[A block of data]
---*---

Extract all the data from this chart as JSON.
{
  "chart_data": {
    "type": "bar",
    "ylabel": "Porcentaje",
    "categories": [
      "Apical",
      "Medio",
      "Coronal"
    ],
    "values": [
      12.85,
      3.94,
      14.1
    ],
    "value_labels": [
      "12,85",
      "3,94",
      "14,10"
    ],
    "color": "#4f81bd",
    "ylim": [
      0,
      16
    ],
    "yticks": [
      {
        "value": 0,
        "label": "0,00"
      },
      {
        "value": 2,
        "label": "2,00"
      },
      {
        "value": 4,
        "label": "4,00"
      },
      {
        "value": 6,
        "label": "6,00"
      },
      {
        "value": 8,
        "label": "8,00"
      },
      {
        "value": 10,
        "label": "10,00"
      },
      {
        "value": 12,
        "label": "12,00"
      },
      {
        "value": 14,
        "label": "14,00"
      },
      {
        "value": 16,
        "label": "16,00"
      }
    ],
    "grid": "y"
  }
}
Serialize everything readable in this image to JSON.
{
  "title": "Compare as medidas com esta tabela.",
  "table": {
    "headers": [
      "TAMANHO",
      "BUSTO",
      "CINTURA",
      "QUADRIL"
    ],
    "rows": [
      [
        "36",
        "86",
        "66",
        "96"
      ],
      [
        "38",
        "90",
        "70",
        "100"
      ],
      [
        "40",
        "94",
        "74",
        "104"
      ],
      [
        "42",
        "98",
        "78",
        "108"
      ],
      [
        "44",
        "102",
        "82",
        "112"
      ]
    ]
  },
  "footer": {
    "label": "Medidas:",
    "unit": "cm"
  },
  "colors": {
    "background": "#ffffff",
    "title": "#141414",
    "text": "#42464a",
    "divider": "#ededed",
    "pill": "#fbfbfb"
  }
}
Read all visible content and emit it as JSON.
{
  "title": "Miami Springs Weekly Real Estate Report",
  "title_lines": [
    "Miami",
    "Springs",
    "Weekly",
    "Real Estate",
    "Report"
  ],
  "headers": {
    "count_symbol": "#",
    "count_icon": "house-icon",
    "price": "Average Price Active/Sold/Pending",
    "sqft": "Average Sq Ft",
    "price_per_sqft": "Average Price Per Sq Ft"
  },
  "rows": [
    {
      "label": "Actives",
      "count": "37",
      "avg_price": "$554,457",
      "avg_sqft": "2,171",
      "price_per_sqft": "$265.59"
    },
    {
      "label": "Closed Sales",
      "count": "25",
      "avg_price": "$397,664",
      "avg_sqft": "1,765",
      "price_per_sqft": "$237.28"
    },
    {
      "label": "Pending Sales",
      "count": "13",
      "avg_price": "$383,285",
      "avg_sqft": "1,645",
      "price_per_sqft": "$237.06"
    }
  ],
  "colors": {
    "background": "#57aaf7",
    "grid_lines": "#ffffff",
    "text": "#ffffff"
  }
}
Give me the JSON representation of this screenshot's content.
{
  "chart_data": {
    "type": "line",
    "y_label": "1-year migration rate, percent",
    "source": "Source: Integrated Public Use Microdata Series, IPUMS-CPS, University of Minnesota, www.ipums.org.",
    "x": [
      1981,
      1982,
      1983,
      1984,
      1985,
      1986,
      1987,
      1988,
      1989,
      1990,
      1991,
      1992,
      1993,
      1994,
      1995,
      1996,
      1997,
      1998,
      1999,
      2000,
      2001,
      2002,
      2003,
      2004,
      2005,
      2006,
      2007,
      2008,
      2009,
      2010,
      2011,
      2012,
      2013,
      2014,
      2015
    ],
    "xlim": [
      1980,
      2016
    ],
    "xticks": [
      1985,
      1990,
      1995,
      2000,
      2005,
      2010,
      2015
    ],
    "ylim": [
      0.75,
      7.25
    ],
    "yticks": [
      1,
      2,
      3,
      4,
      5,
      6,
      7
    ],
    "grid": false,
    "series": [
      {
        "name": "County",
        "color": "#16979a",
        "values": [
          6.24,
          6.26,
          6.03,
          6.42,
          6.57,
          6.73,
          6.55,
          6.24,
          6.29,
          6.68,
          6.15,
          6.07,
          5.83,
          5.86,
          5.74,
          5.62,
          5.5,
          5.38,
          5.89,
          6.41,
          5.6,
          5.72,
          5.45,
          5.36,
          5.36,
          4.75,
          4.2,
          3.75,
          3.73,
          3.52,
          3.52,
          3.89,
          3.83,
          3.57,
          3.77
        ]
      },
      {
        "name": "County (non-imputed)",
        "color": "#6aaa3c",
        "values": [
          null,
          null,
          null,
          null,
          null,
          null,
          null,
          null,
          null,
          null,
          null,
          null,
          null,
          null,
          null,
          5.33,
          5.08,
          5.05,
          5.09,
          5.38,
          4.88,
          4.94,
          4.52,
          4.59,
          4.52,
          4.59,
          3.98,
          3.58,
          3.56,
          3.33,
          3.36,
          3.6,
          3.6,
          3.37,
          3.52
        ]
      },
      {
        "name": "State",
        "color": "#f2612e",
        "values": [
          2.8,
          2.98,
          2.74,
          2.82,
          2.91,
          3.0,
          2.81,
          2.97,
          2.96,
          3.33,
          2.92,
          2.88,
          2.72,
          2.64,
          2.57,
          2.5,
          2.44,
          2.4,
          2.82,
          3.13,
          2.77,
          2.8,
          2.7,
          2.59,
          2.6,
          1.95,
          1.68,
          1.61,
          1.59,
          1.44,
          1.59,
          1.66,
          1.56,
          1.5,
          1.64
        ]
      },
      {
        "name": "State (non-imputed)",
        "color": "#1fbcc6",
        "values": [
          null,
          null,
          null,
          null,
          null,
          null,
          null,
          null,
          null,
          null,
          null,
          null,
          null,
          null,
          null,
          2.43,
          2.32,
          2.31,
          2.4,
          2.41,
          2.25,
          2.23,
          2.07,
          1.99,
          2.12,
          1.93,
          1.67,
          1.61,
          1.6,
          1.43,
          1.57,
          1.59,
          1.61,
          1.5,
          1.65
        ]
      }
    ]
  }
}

---*---

**Direction**
Please output every record, keeping each line exact.

**Task result**
Extract all the data from this chart as JSON.
{
  "chart_data": {
    "type": "bar",
    "ylabel": "Porcentaje",
    "categories": [
      "Apical",
      "Medio",
      "Coronal"
    ],
    "values": [
      12.85,
      3.94,
      14.1
    ],
    "value_labels": [
      "12,85",
      "3,94",
      "14,10"
    ],
    "color": "#4f81bd",
    "ylim": [
      0,
      16
    ],
    "yticks": [
      {
        "value": 0,
        "label": "0,00"
      },
      {
        "value": 2,
        "label": "2,00"
      },
      {
        "value": 4,
        "label": "4,00"
      },
      {
        "value": 6,
        "label": "6,00"
      },
      {
        "value": 8,
        "label": "8,00"
      },
      {
        "value": 10,
        "label": "10,00"
      },
      {
        "value": 12,
        "label": "12,00"
      },
      {
        "value": 14,
        "label": "14,00"
      },
      {
        "value": 16,
        "label": "16,00"
      }
    ],
    "grid": "y"
  }
}
Serialize everything readable in this image to JSON.
{
  "title": "Compare as medidas com esta tabela.",
  "table": {
    "headers": [
      "TAMANHO",
      "BUSTO",
      "CINTURA",
      "QUADRIL"
    ],
    "rows": [
      [
        "36",
        "86",
        "66",
        "96"
      ],
      [
        "38",
        "90",
        "70",
        "100"
      ],
      [
        "40",
        "94",
        "74",
        "104"
      ],
      [
        "42",
        "98",
        "78",
        "108"
      ],
      [
        "44",
        "102",
        "82",
        "112"
      ]
    ]
  },
  "footer": {
    "label": "Medidas:",
    "unit": "cm"
  },
  "colors": {
    "background": "#ffffff",
    "title": "#141414",
    "text": "#42464a",
    "divider": "#ededed",
    "pill": "#fbfbfb"
  }
}
Read all visible content and emit it as JSON.
{
  "title": "Miami Springs Weekly Real Estate Report",
  "title_lines": [
    "Miami",
    "Springs",
    "Weekly",
    "Real Estate",
    "Report"
  ],
  "headers": {
    "count_symbol": "#",
    "count_icon": "house-icon",
    "price": "Average Price Active/Sold/Pending",
    "sqft": "Average Sq Ft",
    "price_per_sqft": "Average Price Per Sq Ft"
  },
  "rows": [
    {
      "label": "Actives",
      "count": "37",
      "avg_price": "$554,457",
      "avg_sqft": "2,171",
      "price_per_sqft": "$265.59"
    },
    {
      "label": "Closed Sales",
      "count": "25",
      "avg_price": "$397,664",
      "avg_sqft": "1,765",
      "price_per_sqft": "$237.28"
    },
    {
      "label": "Pending Sales",
      "count": "13",
      "avg_price": "$383,285",
      "avg_sqft": "1,645",
      "price_per_sqft": "$237.06"
    }
  ],
  "colors": {
    "background": "#57aaf7",
    "grid_lines": "#ffffff",
    "text": "#ffffff"
  }
}
Give me the JSON representation of this screenshot's content.
{
  "chart_data": {
    "type": "line",
    "y_label": "1-year migration rate, percent",
    "source": "Source: Integrated Public Use Microdata Series, IPUMS-CPS, University of Minnesota, www.ipums.org.",
    "x": [
      1981,
      1982,
      1983,
      1984,
      1985,
      1986,
      1987,
      1988,
      1989,
      1990,
      1991,
      1992,
      1993,
      1994,
      1995,
      1996,
      1997,
      1998,
      1999,
      2000,
      2001,
      2002,
      2003,
      2004,
      2005,
      2006,
      2007,
      2008,
      2009,
      2010,
      2011,
      2012,
      2013,
      2014,
      2015
    ],
    "xlim": [
      1980,
      2016
    ],
    "xticks": [
      1985,
      1990,
      1995,
      2000,
      2005,
      2010,
      2015
    ],
    "ylim": [
      0.75,
      7.25
    ],
    "yticks": [
      1,
      2,
      3,
      4,
      5,
      6,
      7
    ],
    "grid": false,
    "series": [
      {
        "name": "County",
        "color": "#16979a",
        "values": [
          6.24,
          6.26,
          6.03,
          6.42,
          6.57,
          6.73,
          6.55,
          6.24,
          6.29,
          6.68,
          6.15,
          6.07,
          5.83,
          5.86,
          5.74,
          5.62,
          5.5,
          5.38,
          5.89,
          6.41,
          5.6,
          5.72,
          5.45,
          5.36,
          5.36,
          4.75,
          4.2,
          3.75,
          3.73,
          3.52,
          3.52,
          3.89,
          3.83,
          3.57,
          3.77
        ]
      },
      {
        "name": "County (non-imputed)",
        "color": "#6aaa3c",
        "values": [
          null,
          null,
          null,
          null,
          null,
          null,
          null,
          null,
          null,
          null,
          null,
          null,
          null,
          null,
          null,
          5.33,
          5.08,
          5.05,
          5.09,
          5.38,
          4.88,
          4.94,
          4.52,
          4.59,
          4.52,
          4.59,
          3.98,
          3.58,
          3.56,
          3.33,
          3.36,
          3.6,
          3.6,
          3.37,
          3.52
        ]
      },
      {
        "name": "State",
        "color": "#f2612e",
        "values": [
          2.8,
          2.98,
          2.74,
          2.82,
          2.91,
          3.0,
          2.81,
          2.97,
          2.96,
          3.33,
          2.92,
          2.88,
          2.72,
          2.64,
          2.57,
          2.5,
          2.44,
          2.4,
          2.82,
          3.13,
          2.77,
          2.8,
          2.7,
          2.59,
          2.6,
          1.95,
          1.68,
          1.61,
          1.59,
          1.44,
          1.59,
          1.66,
          1.56,
          1.5,
          1.64
        ]
      },
      {
        "name": "State (non-imputed)",
        "color": "#1fbcc6",
        "values": [
          null,
          null,
          null,
          null,
          null,
          null,
          null,
          null,
          null,
          null,
          null,
          null,
          null,
          null,
          null,
          2.43,
          2.32,
          2.31,
          2.4,
          2.41,
          2.25,
          2.23,
          2.07,
          1.99,
          2.12,
          1.93,
          1.67,
          1.61,
          1.6,
          1.43,
          1.57,
          1.59,
          1.61,
          1.5,
          1.65
        ]
      }
    ]
  }
}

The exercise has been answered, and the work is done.